Work to be completed: Filter out every line below that lacks "consent", and copy the rest.

Material for the task:
********************

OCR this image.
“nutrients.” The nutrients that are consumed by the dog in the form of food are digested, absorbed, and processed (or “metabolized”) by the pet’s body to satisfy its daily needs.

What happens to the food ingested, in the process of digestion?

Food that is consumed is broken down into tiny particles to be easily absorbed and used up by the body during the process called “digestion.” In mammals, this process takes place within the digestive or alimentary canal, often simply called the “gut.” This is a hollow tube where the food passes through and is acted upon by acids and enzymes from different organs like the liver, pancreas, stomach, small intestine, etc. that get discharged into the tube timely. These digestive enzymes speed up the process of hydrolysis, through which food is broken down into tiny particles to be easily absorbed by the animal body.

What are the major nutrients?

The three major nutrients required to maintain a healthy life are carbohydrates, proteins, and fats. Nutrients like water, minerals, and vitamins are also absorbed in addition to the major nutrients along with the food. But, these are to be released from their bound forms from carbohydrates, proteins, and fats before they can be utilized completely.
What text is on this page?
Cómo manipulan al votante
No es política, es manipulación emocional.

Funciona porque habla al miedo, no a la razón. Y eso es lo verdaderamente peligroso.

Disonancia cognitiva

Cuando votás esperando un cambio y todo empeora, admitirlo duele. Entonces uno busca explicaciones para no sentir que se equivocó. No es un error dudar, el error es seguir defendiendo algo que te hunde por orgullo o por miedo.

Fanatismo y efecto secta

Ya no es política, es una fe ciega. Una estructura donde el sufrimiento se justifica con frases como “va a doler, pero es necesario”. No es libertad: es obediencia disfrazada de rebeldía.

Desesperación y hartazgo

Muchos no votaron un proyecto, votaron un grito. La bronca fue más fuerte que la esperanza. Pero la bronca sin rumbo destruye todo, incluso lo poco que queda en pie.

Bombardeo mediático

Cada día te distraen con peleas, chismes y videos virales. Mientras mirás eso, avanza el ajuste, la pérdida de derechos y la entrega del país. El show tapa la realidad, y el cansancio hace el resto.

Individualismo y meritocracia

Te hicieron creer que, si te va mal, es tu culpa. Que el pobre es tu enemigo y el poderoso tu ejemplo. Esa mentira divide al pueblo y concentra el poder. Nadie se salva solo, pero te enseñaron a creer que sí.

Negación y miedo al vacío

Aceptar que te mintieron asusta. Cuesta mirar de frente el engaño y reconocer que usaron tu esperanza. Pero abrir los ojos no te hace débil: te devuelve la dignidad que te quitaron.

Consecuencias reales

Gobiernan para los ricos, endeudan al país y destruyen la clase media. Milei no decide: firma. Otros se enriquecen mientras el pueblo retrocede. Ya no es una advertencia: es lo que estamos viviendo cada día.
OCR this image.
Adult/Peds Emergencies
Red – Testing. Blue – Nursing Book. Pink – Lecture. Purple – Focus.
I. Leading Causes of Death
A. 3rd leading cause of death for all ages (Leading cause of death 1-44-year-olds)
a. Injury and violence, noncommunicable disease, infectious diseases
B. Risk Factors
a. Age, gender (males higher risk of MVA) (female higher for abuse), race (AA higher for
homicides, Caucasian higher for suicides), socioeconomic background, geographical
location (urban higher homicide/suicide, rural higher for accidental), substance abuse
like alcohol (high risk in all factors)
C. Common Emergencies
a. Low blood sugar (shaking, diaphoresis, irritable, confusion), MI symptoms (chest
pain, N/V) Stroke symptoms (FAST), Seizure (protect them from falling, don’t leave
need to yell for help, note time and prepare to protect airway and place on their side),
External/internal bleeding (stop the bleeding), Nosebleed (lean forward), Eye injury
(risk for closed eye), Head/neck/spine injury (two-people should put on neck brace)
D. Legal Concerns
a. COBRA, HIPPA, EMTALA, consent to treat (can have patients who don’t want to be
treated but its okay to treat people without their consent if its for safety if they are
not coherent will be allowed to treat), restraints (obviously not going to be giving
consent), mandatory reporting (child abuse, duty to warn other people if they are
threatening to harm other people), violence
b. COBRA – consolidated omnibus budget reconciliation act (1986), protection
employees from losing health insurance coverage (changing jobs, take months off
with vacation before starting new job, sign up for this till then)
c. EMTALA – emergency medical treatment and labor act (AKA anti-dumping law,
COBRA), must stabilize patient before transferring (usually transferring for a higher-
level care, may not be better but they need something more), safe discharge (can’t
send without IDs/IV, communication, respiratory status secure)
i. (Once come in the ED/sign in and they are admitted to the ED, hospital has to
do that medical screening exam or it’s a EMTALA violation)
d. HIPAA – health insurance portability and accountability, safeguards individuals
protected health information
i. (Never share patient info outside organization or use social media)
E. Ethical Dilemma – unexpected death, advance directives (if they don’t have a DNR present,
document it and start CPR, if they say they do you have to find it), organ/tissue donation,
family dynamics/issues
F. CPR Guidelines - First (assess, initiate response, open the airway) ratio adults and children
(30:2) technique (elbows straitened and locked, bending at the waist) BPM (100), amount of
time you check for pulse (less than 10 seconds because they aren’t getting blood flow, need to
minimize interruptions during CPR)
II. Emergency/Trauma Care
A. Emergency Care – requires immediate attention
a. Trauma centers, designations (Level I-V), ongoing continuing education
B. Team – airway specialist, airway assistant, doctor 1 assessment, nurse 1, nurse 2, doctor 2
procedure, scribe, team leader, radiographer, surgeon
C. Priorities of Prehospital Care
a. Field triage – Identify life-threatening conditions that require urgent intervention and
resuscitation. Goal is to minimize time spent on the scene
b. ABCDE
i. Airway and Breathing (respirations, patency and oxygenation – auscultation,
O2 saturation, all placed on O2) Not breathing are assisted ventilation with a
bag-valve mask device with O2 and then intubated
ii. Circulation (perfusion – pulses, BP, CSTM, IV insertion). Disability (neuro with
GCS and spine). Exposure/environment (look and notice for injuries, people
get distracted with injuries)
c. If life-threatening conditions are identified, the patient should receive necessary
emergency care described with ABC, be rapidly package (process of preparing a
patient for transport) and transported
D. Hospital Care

********************

Completed exercise:
a. COBRA, HIPPA, EMTALA, consent to treat (can have patients who don’t want to be
treated but its okay to treat people without their consent if its for safety if they are
consent), mandatory reporting (child abuse, duty to warn other people if they are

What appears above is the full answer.